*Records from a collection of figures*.
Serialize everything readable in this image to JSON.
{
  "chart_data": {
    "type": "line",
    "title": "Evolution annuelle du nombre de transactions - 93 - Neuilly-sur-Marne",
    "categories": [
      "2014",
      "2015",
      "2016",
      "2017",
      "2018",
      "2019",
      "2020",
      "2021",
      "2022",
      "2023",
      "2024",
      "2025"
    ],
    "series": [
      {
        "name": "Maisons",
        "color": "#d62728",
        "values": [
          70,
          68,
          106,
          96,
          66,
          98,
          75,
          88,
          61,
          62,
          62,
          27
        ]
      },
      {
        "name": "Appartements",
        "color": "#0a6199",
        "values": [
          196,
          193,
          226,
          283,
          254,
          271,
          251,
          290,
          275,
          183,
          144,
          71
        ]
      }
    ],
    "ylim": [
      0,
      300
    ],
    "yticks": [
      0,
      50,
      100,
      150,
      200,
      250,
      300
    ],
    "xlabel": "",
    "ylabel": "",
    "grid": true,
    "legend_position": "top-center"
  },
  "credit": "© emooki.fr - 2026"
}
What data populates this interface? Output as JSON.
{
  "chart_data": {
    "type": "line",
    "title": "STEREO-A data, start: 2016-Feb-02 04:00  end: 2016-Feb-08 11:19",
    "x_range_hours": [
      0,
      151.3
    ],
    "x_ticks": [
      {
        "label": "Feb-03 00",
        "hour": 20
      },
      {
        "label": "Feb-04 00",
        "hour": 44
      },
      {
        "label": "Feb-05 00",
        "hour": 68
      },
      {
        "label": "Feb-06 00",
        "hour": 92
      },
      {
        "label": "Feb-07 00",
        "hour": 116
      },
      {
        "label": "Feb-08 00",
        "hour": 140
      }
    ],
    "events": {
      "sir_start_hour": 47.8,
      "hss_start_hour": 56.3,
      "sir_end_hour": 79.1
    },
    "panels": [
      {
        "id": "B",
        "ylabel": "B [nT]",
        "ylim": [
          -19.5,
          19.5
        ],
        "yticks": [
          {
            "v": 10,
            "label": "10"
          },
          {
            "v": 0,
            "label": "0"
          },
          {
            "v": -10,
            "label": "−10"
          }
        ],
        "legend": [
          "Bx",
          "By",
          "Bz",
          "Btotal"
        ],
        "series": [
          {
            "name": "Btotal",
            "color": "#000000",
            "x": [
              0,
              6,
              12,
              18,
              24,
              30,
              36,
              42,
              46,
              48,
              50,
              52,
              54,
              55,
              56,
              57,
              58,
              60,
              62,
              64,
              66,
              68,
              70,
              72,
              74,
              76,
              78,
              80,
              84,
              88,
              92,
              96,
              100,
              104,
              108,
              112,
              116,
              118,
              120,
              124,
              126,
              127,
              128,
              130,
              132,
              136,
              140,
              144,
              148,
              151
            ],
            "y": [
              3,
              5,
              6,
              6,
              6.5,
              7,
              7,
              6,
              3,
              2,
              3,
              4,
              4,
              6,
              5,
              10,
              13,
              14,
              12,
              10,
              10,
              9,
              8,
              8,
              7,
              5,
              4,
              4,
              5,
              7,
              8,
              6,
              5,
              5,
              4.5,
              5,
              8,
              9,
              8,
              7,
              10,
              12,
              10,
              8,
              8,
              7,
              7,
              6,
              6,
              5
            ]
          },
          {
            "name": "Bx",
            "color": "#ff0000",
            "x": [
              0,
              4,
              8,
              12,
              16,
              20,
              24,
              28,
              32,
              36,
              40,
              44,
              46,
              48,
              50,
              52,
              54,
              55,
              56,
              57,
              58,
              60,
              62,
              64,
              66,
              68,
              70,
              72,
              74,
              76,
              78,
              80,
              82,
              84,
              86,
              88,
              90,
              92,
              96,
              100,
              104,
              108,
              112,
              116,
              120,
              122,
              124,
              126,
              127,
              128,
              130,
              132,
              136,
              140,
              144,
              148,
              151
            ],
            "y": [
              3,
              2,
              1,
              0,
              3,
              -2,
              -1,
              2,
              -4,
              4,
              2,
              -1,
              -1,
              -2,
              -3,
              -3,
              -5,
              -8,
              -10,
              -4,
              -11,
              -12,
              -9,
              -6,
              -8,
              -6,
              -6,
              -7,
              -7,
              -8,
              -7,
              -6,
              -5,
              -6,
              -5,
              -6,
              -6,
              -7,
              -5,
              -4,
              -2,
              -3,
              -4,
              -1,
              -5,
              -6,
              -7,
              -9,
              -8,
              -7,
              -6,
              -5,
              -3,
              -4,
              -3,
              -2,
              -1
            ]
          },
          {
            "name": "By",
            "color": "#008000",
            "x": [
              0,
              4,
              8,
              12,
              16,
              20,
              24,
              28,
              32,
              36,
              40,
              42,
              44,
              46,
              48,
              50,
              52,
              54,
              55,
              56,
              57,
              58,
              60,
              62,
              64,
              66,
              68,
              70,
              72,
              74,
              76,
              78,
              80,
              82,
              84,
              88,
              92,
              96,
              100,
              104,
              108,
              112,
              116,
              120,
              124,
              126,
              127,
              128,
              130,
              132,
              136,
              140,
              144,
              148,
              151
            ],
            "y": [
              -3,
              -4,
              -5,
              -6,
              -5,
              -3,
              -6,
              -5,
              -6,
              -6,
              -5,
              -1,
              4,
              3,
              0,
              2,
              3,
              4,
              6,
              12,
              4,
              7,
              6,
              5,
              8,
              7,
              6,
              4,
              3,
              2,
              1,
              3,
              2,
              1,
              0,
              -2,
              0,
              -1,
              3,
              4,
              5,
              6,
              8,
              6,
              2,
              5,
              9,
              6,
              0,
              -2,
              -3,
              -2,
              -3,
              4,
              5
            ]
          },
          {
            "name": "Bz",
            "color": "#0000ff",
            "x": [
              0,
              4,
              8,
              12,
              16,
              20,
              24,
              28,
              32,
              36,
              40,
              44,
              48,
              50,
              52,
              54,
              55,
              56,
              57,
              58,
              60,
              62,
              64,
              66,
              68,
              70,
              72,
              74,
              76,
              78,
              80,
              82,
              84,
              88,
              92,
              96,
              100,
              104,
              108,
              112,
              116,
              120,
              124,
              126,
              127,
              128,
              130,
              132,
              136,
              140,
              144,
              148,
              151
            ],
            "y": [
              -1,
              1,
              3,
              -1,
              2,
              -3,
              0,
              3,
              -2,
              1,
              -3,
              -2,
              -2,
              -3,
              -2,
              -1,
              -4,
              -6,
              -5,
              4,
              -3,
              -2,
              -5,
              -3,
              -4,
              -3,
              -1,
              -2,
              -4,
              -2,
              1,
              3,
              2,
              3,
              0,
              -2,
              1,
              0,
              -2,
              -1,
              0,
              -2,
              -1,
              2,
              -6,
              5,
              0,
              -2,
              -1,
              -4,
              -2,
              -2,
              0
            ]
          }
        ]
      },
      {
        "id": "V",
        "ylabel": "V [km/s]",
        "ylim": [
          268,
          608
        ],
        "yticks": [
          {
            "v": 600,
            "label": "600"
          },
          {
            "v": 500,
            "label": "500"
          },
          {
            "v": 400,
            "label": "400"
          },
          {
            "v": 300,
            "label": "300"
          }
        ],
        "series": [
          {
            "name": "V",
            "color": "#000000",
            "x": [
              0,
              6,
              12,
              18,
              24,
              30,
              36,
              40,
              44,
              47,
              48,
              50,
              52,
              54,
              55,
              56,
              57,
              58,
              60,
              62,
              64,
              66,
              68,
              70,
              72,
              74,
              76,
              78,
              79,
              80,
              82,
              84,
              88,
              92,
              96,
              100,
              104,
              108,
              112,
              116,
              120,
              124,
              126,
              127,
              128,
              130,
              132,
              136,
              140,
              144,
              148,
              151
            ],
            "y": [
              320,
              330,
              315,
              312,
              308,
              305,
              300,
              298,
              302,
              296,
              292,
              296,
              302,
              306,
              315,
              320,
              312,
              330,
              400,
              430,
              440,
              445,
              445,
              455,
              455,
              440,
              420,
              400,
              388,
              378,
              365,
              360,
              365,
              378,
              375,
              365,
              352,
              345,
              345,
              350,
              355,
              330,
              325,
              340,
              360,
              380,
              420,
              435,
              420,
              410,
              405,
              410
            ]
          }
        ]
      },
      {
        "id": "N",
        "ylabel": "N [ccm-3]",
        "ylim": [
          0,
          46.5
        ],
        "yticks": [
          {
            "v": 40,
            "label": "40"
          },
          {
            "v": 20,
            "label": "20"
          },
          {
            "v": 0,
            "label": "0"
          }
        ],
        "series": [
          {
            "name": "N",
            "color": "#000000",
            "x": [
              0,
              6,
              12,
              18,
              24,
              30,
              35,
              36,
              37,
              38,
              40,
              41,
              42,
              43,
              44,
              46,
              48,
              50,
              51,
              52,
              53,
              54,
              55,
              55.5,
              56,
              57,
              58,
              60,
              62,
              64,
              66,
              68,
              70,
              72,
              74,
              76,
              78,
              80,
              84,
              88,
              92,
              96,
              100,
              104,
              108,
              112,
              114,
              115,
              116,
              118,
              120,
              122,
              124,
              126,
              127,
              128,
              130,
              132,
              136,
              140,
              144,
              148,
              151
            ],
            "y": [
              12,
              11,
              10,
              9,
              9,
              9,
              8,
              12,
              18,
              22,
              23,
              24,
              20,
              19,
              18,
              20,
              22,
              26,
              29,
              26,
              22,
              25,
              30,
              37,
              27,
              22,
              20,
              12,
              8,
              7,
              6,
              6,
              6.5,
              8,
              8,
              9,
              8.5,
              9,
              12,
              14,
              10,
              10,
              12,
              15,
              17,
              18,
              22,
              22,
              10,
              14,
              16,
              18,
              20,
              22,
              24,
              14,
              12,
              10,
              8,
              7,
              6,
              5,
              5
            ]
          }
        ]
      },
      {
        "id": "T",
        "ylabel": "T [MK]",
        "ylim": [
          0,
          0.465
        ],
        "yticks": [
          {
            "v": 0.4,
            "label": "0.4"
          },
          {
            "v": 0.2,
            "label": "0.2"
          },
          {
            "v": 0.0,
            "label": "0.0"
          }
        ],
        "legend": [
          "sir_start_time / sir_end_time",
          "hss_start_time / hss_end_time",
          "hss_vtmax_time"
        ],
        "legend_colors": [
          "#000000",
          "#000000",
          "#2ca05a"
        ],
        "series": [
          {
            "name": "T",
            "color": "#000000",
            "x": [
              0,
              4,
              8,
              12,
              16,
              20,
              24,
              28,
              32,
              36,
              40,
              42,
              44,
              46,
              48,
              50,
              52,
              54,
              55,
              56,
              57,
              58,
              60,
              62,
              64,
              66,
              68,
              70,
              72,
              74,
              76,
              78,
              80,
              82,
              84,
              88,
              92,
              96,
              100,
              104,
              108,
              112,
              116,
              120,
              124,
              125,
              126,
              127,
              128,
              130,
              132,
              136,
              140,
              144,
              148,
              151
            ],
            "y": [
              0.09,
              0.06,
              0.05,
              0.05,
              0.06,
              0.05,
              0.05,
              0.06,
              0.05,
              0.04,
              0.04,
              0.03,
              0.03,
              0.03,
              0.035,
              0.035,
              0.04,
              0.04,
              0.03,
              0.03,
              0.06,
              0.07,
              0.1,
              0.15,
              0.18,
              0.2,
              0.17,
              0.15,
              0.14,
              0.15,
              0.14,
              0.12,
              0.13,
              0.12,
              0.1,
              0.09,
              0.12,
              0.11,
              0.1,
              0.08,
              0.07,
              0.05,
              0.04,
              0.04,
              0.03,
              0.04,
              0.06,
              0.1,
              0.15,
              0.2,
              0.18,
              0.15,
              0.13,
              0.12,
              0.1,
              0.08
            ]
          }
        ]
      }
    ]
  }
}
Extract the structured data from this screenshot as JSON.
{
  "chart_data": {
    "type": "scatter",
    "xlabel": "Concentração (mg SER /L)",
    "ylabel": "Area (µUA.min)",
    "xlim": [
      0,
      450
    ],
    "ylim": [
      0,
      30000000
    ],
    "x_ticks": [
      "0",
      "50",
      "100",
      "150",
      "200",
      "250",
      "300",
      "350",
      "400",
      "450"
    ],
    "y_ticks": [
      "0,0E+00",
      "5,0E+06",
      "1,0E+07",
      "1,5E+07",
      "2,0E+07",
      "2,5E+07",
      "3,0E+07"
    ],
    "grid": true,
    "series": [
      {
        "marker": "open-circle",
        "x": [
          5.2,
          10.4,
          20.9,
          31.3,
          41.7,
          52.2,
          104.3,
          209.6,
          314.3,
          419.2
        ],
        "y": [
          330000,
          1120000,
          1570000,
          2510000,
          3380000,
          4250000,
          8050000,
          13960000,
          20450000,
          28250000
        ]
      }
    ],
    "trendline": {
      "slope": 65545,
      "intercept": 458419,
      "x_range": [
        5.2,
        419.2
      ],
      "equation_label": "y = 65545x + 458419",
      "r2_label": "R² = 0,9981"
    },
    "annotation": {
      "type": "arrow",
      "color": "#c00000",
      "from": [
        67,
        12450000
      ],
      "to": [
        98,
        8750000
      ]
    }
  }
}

*EXERCISE GOAL*.
Each line in the data that holds the string "xlabel" should be found and copied.

*OUTPUT*.
    "xlabel": "",
    "xlabel": "Concentração (mg SER /L)",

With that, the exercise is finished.